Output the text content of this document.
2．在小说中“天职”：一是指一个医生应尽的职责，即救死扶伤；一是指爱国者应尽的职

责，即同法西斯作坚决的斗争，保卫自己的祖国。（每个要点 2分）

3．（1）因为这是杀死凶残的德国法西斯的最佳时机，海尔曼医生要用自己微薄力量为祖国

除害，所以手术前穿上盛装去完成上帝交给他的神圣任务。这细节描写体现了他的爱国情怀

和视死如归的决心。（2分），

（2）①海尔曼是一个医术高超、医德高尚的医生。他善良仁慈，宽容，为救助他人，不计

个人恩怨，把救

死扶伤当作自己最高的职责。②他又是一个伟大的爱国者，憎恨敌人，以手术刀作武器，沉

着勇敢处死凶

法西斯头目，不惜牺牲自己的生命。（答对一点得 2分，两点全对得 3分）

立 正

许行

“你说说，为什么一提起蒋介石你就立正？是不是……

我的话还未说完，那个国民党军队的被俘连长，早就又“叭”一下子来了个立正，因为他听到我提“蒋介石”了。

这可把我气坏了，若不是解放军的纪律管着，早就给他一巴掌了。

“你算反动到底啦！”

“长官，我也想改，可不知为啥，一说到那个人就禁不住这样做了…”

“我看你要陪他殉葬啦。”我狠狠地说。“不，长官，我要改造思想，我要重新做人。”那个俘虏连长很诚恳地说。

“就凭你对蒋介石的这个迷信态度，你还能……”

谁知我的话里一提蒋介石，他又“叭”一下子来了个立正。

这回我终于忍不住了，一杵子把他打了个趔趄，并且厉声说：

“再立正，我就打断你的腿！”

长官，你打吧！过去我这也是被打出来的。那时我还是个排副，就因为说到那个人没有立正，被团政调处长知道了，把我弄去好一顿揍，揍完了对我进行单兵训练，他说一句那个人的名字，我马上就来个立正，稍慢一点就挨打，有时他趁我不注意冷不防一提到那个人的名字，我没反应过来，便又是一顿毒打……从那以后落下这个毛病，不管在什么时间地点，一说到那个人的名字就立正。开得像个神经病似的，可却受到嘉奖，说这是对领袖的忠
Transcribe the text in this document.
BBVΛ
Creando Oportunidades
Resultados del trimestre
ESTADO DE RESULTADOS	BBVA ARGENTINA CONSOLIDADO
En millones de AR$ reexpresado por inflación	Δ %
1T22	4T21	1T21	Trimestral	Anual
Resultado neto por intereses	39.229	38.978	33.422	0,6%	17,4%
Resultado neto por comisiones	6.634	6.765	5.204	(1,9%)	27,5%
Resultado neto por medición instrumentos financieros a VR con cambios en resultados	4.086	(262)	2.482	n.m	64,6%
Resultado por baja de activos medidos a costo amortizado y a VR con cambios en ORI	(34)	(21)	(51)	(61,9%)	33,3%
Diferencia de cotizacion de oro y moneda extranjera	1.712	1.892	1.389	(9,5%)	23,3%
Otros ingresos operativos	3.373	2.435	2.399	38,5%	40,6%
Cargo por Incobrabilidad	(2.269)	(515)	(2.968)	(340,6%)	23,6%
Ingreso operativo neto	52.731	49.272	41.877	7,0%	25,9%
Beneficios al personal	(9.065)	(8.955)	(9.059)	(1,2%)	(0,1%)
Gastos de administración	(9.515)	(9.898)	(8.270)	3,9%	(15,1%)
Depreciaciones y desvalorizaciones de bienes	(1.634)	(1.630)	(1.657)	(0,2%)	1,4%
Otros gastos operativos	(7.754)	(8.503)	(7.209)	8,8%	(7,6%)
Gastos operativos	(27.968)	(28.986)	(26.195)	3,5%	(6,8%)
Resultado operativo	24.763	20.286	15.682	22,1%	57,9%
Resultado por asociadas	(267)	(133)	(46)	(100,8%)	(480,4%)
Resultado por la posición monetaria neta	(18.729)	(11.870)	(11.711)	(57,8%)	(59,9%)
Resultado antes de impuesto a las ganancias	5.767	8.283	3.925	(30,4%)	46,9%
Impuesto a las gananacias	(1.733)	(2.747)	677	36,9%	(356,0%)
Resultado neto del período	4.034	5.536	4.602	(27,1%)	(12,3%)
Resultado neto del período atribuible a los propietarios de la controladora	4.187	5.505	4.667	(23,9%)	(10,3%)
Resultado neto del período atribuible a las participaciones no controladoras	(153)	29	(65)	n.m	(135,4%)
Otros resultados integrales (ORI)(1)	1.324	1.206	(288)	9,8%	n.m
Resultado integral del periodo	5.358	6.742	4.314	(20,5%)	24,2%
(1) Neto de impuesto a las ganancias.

• **Aim**: Using the data above, print every record exactly as shown.

• **Reply to the exercise**:
Output the text content of this document.
2．在小说中“天职”：一是指一个医生应尽的职责，即救死扶伤；一是指爱国者应尽的职

责，即同法西斯作坚决的斗争，保卫自己的祖国。（每个要点 2分）

3．（1）因为这是杀死凶残的德国法西斯的最佳时机，海尔曼医生要用自己微薄力量为祖国

除害，所以手术前穿上盛装去完成上帝交给他的神圣任务。这细节描写体现了他的爱国情怀

和视死如归的决心。（2分），

（2）①海尔曼是一个医术高超、医德高尚的医生。他善良仁慈，宽容，为救助他人，不计

个人恩怨，把救

死扶伤当作自己最高的职责。②他又是一个伟大的爱国者，憎恨敌人，以手术刀作武器，沉

着勇敢处死凶

法西斯头目，不惜牺牲自己的生命。（答对一点得 2分，两点全对得 3分）

立 正

许行

“你说说，为什么一提起蒋介石你就立正？是不是……

我的话还未说完，那个国民党军队的被俘连长，早就又“叭”一下子来了个立正，因为他听到我提“蒋介石”了。

这可把我气坏了，若不是解放军的纪律管着，早就给他一巴掌了。

“你算反动到底啦！”

“长官，我也想改，可不知为啥，一说到那个人就禁不住这样做了…”

“我看你要陪他殉葬啦。”我狠狠地说。“不，长官，我要改造思想，我要重新做人。”那个俘虏连长很诚恳地说。

“就凭你对蒋介石的这个迷信态度，你还能……”

谁知我的话里一提蒋介石，他又“叭”一下子来了个立正。

这回我终于忍不住了，一杵子把他打了个趔趄，并且厉声说：

“再立正，我就打断你的腿！”

长官，你打吧！过去我这也是被打出来的。那时我还是个排副，就因为说到那个人没有立正，被团政调处长知道了，把我弄去好一顿揍，揍完了对我进行单兵训练，他说一句那个人的名字，我马上就来个立正，稍慢一点就挨打，有时他趁我不注意冷不防一提到那个人的名字，我没反应过来，便又是一顿毒打……从那以后落下这个毛病，不管在什么时间地点，一说到那个人的名字就立正。开得像个神经病似的，可却受到嘉奖，说这是对领袖的忠
Transcribe the text in this document.
BBVΛ
Creando Oportunidades
Resultados del trimestre
ESTADO DE RESULTADOS	BBVA ARGENTINA CONSOLIDADO
En millones de AR$ reexpresado por inflación	Δ %
1T22	4T21	1T21	Trimestral	Anual
Resultado neto por intereses	39.229	38.978	33.422	0,6%	17,4%
Resultado neto por comisiones	6.634	6.765	5.204	(1,9%)	27,5%
Resultado neto por medición instrumentos financieros a VR con cambios en resultados	4.086	(262)	2.482	n.m	64,6%
Resultado por baja de activos medidos a costo amortizado y a VR con cambios en ORI	(34)	(21)	(51)	(61,9%)	33,3%
Diferencia de cotizacion de oro y moneda extranjera	1.712	1.892	1.389	(9,5%)	23,3%
Otros ingresos operativos	3.373	2.435	2.399	38,5%	40,6%
Cargo por Incobrabilidad	(2.269)	(515)	(2.968)	(340,6%)	23,6%
Ingreso operativo neto	52.731	49.272	41.877	7,0%	25,9%
Beneficios al personal	(9.065)	(8.955)	(9.059)	(1,2%)	(0,1%)
Gastos de administración	(9.515)	(9.898)	(8.270)	3,9%	(15,1%)
Depreciaciones y desvalorizaciones de bienes	(1.634)	(1.630)	(1.657)	(0,2%)	1,4%
Otros gastos operativos	(7.754)	(8.503)	(7.209)	8,8%	(7,6%)
Gastos operativos	(27.968)	(28.986)	(26.195)	3,5%	(6,8%)
Resultado operativo	24.763	20.286	15.682	22,1%	57,9%
Resultado por asociadas	(267)	(133)	(46)	(100,8%)	(480,4%)
Resultado por la posición monetaria neta	(18.729)	(11.870)	(11.711)	(57,8%)	(59,9%)
Resultado antes de impuesto a las ganancias	5.767	8.283	3.925	(30,4%)	46,9%
Impuesto a las gananacias	(1.733)	(2.747)	677	36,9%	(356,0%)
Resultado neto del período	4.034	5.536	4.602	(27,1%)	(12,3%)
Resultado neto del período atribuible a los propietarios de la controladora	4.187	5.505	4.667	(23,9%)	(10,3%)
Resultado neto del período atribuible a las participaciones no controladoras	(153)	29	(65)	n.m	(135,4%)
Otros resultados integrales (ORI)(1)	1.324	1.206	(288)	9,8%	n.m
Resultado integral del periodo	5.358	6.742	4.314	(20,5%)	24,2%
(1) Neto de impuesto a las ganancias.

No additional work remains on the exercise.